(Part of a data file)
──────────────────────────────

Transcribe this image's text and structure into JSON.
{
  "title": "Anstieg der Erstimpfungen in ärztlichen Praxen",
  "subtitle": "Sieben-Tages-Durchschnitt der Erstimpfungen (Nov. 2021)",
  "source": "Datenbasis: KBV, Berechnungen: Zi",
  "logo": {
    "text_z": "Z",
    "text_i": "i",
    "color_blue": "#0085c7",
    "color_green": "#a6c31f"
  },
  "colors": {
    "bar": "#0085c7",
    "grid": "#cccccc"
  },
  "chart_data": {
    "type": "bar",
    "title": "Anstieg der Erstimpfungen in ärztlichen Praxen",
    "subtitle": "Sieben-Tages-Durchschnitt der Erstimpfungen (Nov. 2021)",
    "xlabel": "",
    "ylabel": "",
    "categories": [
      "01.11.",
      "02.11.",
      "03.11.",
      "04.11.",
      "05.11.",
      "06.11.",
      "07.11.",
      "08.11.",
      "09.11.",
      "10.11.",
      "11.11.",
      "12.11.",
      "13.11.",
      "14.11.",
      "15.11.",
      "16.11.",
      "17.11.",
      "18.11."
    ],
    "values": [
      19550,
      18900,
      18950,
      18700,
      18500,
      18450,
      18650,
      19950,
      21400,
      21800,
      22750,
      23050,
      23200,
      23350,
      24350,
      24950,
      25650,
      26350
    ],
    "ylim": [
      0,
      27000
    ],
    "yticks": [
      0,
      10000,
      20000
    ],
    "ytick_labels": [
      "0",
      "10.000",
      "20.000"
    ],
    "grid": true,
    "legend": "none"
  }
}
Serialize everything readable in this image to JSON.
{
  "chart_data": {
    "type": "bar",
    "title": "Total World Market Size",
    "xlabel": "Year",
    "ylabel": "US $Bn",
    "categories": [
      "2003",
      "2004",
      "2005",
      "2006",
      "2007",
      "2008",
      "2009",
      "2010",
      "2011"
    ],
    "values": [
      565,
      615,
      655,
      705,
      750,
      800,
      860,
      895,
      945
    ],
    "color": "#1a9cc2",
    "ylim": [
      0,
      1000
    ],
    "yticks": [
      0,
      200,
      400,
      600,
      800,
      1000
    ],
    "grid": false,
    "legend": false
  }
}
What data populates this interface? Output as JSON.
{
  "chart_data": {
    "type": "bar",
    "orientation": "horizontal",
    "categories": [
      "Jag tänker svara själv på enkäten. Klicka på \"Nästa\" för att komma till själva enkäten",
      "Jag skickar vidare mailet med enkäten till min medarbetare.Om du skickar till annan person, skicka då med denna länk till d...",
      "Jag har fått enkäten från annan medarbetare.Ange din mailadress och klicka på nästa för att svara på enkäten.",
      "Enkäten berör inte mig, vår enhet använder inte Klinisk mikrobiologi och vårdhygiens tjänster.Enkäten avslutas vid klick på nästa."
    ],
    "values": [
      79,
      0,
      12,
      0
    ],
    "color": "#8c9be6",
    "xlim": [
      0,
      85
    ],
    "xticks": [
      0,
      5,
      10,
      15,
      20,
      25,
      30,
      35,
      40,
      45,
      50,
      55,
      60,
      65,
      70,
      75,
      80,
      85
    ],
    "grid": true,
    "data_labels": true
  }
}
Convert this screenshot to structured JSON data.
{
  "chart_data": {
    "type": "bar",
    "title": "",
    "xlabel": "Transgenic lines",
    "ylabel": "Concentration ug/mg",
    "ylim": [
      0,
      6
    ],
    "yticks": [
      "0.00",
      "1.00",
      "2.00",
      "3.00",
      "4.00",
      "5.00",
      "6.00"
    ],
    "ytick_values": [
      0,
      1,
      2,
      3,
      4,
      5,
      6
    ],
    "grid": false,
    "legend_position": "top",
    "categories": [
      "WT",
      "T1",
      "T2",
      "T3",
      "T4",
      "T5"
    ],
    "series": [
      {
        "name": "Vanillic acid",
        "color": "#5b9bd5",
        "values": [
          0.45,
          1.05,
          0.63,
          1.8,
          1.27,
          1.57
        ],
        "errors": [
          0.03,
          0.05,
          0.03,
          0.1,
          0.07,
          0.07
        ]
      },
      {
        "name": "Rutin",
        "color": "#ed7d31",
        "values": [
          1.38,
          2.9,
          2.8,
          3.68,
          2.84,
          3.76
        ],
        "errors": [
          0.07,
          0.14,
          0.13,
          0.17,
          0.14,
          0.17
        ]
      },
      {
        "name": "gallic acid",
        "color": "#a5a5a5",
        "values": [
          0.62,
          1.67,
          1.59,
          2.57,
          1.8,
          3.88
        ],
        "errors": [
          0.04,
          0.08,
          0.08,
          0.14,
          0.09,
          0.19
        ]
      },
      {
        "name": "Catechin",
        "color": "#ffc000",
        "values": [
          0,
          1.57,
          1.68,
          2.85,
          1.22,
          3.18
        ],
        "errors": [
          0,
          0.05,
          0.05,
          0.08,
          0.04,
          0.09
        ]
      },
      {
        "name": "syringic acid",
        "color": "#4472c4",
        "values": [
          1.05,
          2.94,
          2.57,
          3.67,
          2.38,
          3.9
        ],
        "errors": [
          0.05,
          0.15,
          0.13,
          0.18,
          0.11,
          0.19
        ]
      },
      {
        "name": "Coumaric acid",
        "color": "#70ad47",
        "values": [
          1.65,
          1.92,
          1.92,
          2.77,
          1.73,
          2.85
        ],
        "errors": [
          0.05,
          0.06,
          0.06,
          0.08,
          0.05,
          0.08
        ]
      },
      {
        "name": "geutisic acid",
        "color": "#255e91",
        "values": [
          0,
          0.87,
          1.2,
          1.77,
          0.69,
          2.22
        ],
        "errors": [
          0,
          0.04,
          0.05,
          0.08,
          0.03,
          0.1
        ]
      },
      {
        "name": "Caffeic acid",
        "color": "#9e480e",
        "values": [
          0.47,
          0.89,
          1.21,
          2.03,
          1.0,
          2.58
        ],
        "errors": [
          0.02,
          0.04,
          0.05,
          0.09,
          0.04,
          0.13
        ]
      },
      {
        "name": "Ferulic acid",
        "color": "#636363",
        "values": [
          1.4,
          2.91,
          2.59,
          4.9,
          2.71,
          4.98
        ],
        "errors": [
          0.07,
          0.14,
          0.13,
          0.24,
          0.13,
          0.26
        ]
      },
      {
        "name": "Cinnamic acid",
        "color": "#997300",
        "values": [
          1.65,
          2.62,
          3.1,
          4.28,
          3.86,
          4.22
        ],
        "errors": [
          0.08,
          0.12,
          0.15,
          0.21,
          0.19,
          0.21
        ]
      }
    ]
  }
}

──────────────────────────────

--- TASK GOAL ---
Search the data for "ärztlichen". Copy every line that has it.

--- ANSWER BELOW ---
  "title": "Anstieg der Erstimpfungen in ärztlichen Praxen",
    "title": "Anstieg der Erstimpfungen in ärztlichen Praxen",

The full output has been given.